§ The problem: Your task is to retype each line of the data below exactly.

§ The input:
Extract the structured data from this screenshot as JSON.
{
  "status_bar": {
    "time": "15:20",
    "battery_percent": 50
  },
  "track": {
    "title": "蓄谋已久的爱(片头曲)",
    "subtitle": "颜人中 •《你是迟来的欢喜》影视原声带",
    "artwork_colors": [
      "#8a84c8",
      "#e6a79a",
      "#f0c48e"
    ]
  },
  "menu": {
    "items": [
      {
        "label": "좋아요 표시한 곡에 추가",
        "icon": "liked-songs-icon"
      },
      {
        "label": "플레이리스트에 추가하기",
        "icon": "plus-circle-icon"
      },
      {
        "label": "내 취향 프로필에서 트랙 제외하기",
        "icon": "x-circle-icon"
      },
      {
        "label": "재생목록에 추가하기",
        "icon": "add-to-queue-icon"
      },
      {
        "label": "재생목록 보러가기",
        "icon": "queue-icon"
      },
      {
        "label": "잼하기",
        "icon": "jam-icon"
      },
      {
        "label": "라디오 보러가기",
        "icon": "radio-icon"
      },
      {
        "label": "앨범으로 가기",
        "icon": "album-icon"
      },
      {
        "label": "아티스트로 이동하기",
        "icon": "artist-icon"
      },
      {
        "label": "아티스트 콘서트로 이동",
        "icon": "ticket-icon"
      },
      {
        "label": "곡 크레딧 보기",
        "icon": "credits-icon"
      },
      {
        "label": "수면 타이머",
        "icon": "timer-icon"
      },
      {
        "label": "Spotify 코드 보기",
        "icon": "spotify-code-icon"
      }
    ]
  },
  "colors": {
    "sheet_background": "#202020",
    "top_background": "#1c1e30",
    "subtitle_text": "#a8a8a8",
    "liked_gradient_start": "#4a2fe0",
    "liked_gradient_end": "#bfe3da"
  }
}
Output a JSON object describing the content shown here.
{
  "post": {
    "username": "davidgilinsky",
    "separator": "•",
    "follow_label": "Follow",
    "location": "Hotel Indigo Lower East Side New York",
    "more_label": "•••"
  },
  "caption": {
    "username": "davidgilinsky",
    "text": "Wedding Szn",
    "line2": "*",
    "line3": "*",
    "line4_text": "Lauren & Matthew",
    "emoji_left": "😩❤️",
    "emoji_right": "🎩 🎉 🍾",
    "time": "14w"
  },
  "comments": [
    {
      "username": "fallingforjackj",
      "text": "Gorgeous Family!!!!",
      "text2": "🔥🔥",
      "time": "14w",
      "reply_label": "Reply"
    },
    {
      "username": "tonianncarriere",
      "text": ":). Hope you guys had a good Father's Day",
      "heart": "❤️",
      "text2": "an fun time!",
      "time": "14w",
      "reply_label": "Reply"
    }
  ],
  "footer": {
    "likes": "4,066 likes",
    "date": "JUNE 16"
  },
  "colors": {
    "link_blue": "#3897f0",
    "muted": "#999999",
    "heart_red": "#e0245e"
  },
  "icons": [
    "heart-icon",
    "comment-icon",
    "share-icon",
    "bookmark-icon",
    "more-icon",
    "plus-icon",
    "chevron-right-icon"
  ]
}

§ Task response:
Extract the structured data from this screenshot as JSON.
{
  "status_bar": {
    "time": "15:20",
    "battery_percent": 50
  },
  "track": {
    "title": "蓄谋已久的爱(片头曲)",
    "subtitle": "颜人中 •《你是迟来的欢喜》影视原声带",
    "artwork_colors": [
      "#8a84c8",
      "#e6a79a",
      "#f0c48e"
    ]
  },
  "menu": {
    "items": [
      {
        "label": "좋아요 표시한 곡에 추가",
        "icon": "liked-songs-icon"
      },
      {
        "label": "플레이리스트에 추가하기",
        "icon": "plus-circle-icon"
      },
      {
        "label": "내 취향 프로필에서 트랙 제외하기",
        "icon": "x-circle-icon"
      },
      {
        "label": "재생목록에 추가하기",
        "icon": "add-to-queue-icon"
      },
      {
        "label": "재생목록 보러가기",
        "icon": "queue-icon"
      },
      {
        "label": "잼하기",
        "icon": "jam-icon"
      },
      {
        "label": "라디오 보러가기",
        "icon": "radio-icon"
      },
      {
        "label": "앨범으로 가기",
        "icon": "album-icon"
      },
      {
        "label": "아티스트로 이동하기",
        "icon": "artist-icon"
      },
      {
        "label": "아티스트 콘서트로 이동",
        "icon": "ticket-icon"
      },
      {
        "label": "곡 크레딧 보기",
        "icon": "credits-icon"
      },
      {
        "label": "수면 타이머",
        "icon": "timer-icon"
      },
      {
        "label": "Spotify 코드 보기",
        "icon": "spotify-code-icon"
      }
    ]
  },
  "colors": {
    "sheet_background": "#202020",
    "top_background": "#1c1e30",
    "subtitle_text": "#a8a8a8",
    "liked_gradient_start": "#4a2fe0",
    "liked_gradient_end": "#bfe3da"
  }
}
Output a JSON object describing the content shown here.
{
  "post": {
    "username": "davidgilinsky",
    "separator": "•",
    "follow_label": "Follow",
    "location": "Hotel Indigo Lower East Side New York",
    "more_label": "•••"
  },
  "caption": {
    "username": "davidgilinsky",
    "text": "Wedding Szn",
    "line2": "*",
    "line3": "*",
    "line4_text": "Lauren & Matthew",
    "emoji_left": "😩❤️",
    "emoji_right": "🎩 🎉 🍾",
    "time": "14w"
  },
  "comments": [
    {
      "username": "fallingforjackj",
      "text": "Gorgeous Family!!!!",
      "text2": "🔥🔥",
      "time": "14w",
      "reply_label": "Reply"
    },
    {
      "username": "tonianncarriere",
      "text": ":). Hope you guys had a good Father's Day",
      "heart": "❤️",
      "text2": "an fun time!",
      "time": "14w",
      "reply_label": "Reply"
    }
  ],
  "footer": {
    "likes": "4,066 likes",
    "date": "JUNE 16"
  },
  "colors": {
    "link_blue": "#3897f0",
    "muted": "#999999",
    "heart_red": "#e0245e"
  },
  "icons": [
    "heart-icon",
    "comment-icon",
    "share-icon",
    "bookmark-icon",
    "more-icon",
    "plus-icon",
    "chevron-right-icon"
  ]
}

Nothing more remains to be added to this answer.